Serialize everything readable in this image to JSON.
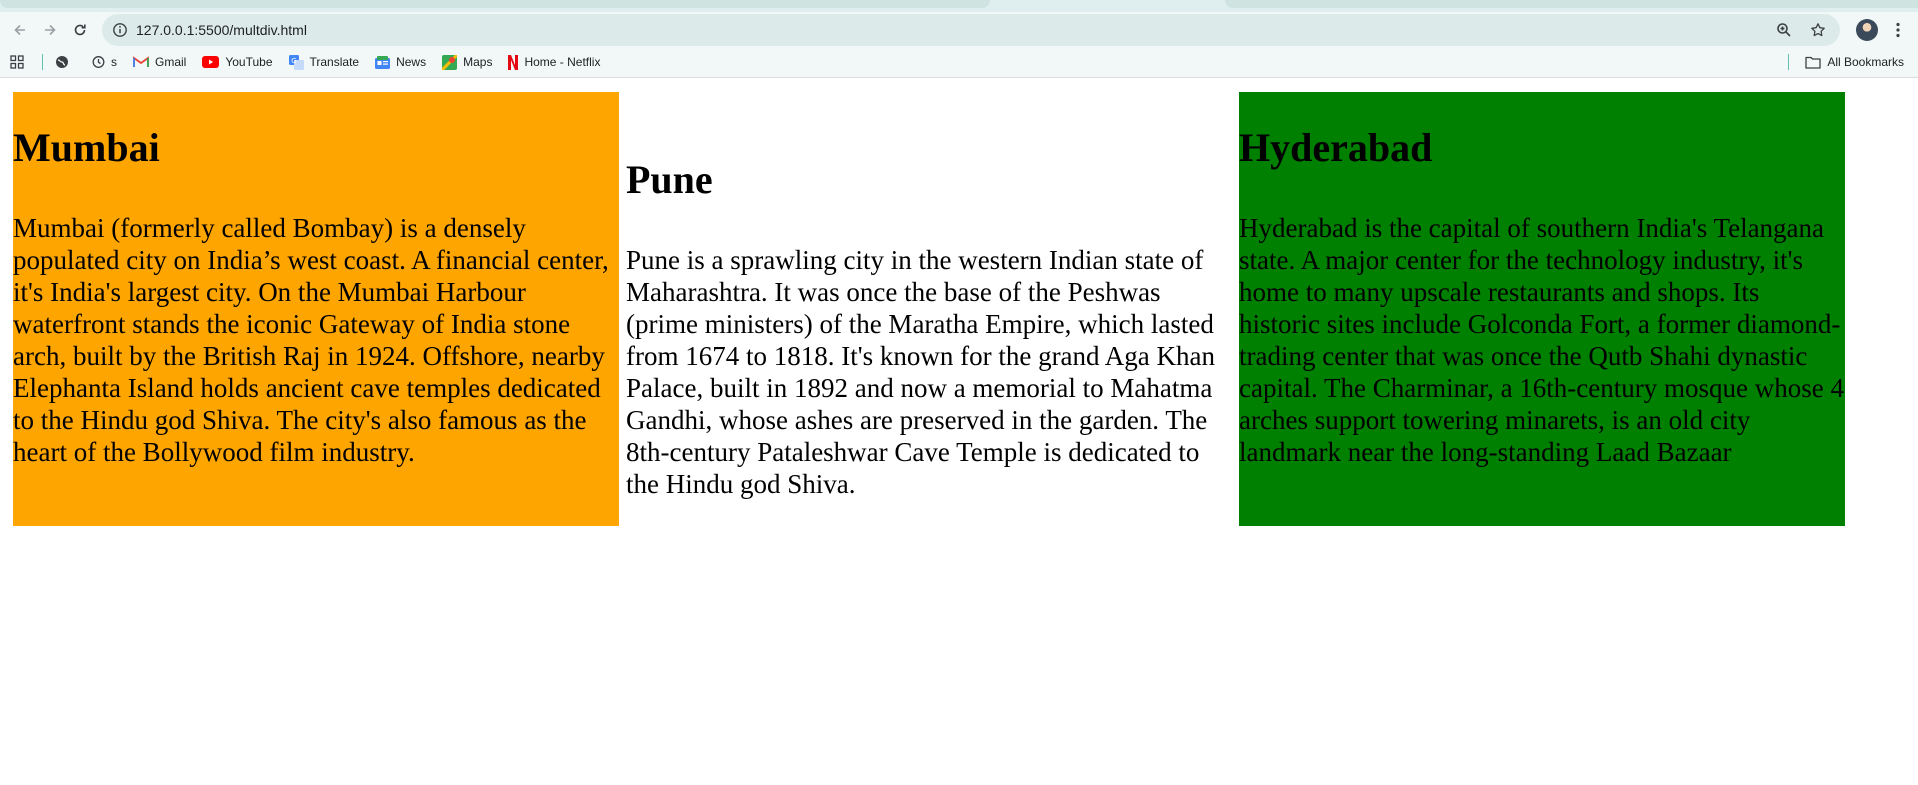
{
  "browser": {
    "url": "127.0.0.1:5500/multdiv.html",
    "bookmarks": [
      {
        "label": "",
        "icon": "globe-icon"
      },
      {
        "label": "s",
        "icon": "history-icon"
      },
      {
        "label": "Gmail",
        "icon": "gmail-icon"
      },
      {
        "label": "YouTube",
        "icon": "youtube-icon"
      },
      {
        "label": "Translate",
        "icon": "translate-icon"
      },
      {
        "label": "News",
        "icon": "news-icon"
      },
      {
        "label": "Maps",
        "icon": "maps-icon"
      },
      {
        "label": "Home - Netflix",
        "icon": "netflix-icon"
      }
    ],
    "all_bookmarks_label": "All Bookmarks"
  },
  "cities": [
    {
      "title": "Mumbai",
      "text": "Mumbai (formerly called Bombay) is a densely populated city on India’s west coast. A financial center, it's India's largest city. On the Mumbai Harbour waterfront stands the iconic Gateway of India stone arch, built by the British Raj in 1924. Offshore, nearby Elephanta Island holds ancient cave temples dedicated to the Hindu god Shiva. The city's also famous as the heart of the Bollywood film industry.",
      "color": "#ffa500"
    },
    {
      "title": "Pune",
      "text": "Pune is a sprawling city in the western Indian state of Maharashtra. It was once the base of the Peshwas (prime ministers) of the Maratha Empire, which lasted from 1674 to 1818. It's known for the grand Aga Khan Palace, built in 1892 and now a memorial to Mahatma Gandhi, whose ashes are preserved in the garden. The 8th-century Pataleshwar Cave Temple is dedicated to the Hindu god Shiva.",
      "color": "#ffffff"
    },
    {
      "title": "Hyderabad",
      "text": "Hyderabad is the capital of southern India's Telangana state. A major center for the technology industry, it's home to many upscale restaurants and shops. Its historic sites include Golconda Fort, a former diamond-trading center that was once the Qutb Shahi dynastic capital. The Charminar, a 16th-century mosque whose 4 arches support towering minarets, is an old city landmark near the long-standing Laad Bazaar",
      "color": "#008000"
    }
  ]
}
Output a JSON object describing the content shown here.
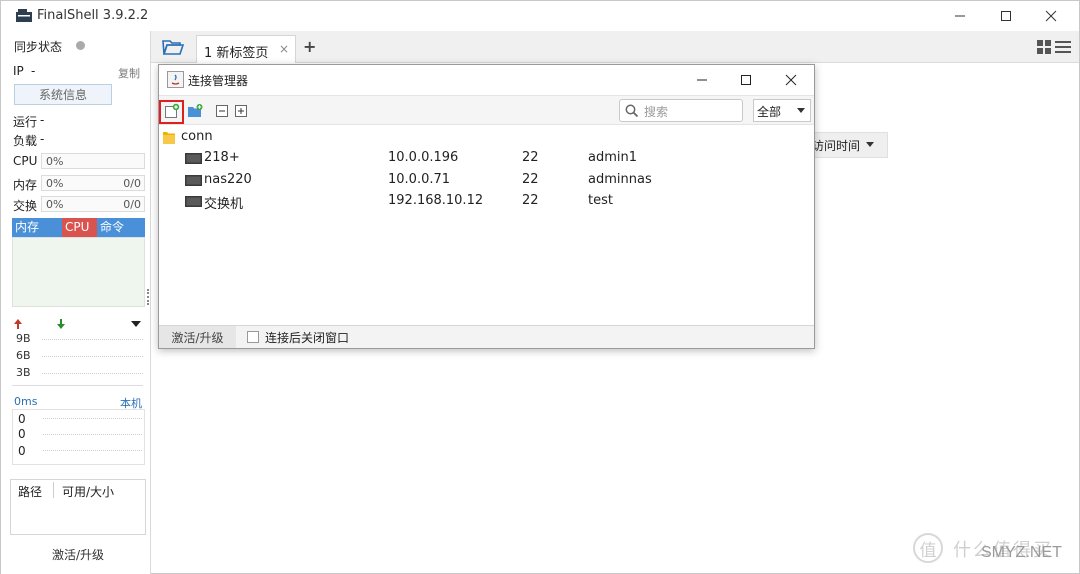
{
  "window": {
    "title": "FinalShell 3.9.2.2"
  },
  "left_panel": {
    "sync_status": "同步状态",
    "ip_label": "IP",
    "ip_value": "-",
    "copy_link": "复制",
    "sysinfo_button": "系统信息",
    "uptime_label": "运行",
    "uptime_value": "-",
    "load_label": "负载",
    "load_value": "-",
    "cpu_label": "CPU",
    "cpu_value": "0%",
    "mem_label": "内存",
    "mem_value": "0%",
    "mem_total": "0/0",
    "swap_label": "交换",
    "swap_value": "0%",
    "swap_total": "0/0",
    "proc_tabs": [
      "内存",
      "CPU",
      "命令"
    ],
    "net_rates": [
      "9B",
      "6B",
      "3B"
    ],
    "latency_label": "0ms",
    "latency_host": "本机",
    "latency_values": [
      "0",
      "0",
      "0"
    ],
    "disk_cols": [
      "路径",
      "可用/大小"
    ],
    "activate": "激活/升级"
  },
  "main": {
    "tab_label": "1 新标签页",
    "tab_close": "×",
    "tab_add": "+",
    "sort_label": "访问时间"
  },
  "dialog": {
    "title": "连接管理器",
    "search_placeholder": "搜索",
    "filter_value": "全部",
    "folder": "conn",
    "connections": [
      {
        "name": "218+",
        "host": "10.0.0.196",
        "port": "22",
        "user": "admin1"
      },
      {
        "name": "nas220",
        "host": "10.0.0.71",
        "port": "22",
        "user": "adminnas"
      },
      {
        "name": "交换机",
        "host": "192.168.10.12",
        "port": "22",
        "user": "test"
      }
    ],
    "status_activate": "激活/升级",
    "close_after_connect": "连接后关闭窗口"
  },
  "watermark": {
    "text": "什么值得买",
    "site": "SMYZ.NET",
    "logo": "值"
  },
  "colors": {
    "accent": "#4a90d9",
    "cpu_tab": "#d9534f",
    "highlight": "#e02020"
  }
}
+ + + + +
Select all lines in the listing above where the word "whose" appears, and show them.

      "text": "Pune is a sprawling city in the western Indian state of Maharashtra. It was once the base of the Peshwas (prime ministers) of the Maratha Empire, which lasted from 1674 to 1818. It's known for the grand Aga Khan Palace, built in 1892 and now a memorial to Mahatma Gandhi, whose ashes are preserved in the garden. The 8th-century Pataleshwar Cave Temple is dedicated to the Hindu god Shiva.",
      "text": "Hyderabad is the capital of southern India's Telangana state. A major center for the technology industry, it's home to many upscale restaurants and shops. Its historic sites include Golconda Fort, a former diamond-trading center that was once the Qutb Shahi dynastic capital. The Charminar, a 16th-century mosque whose 4 arches support towering minarets, is an old city landmark near the long-standing Laad Bazaar",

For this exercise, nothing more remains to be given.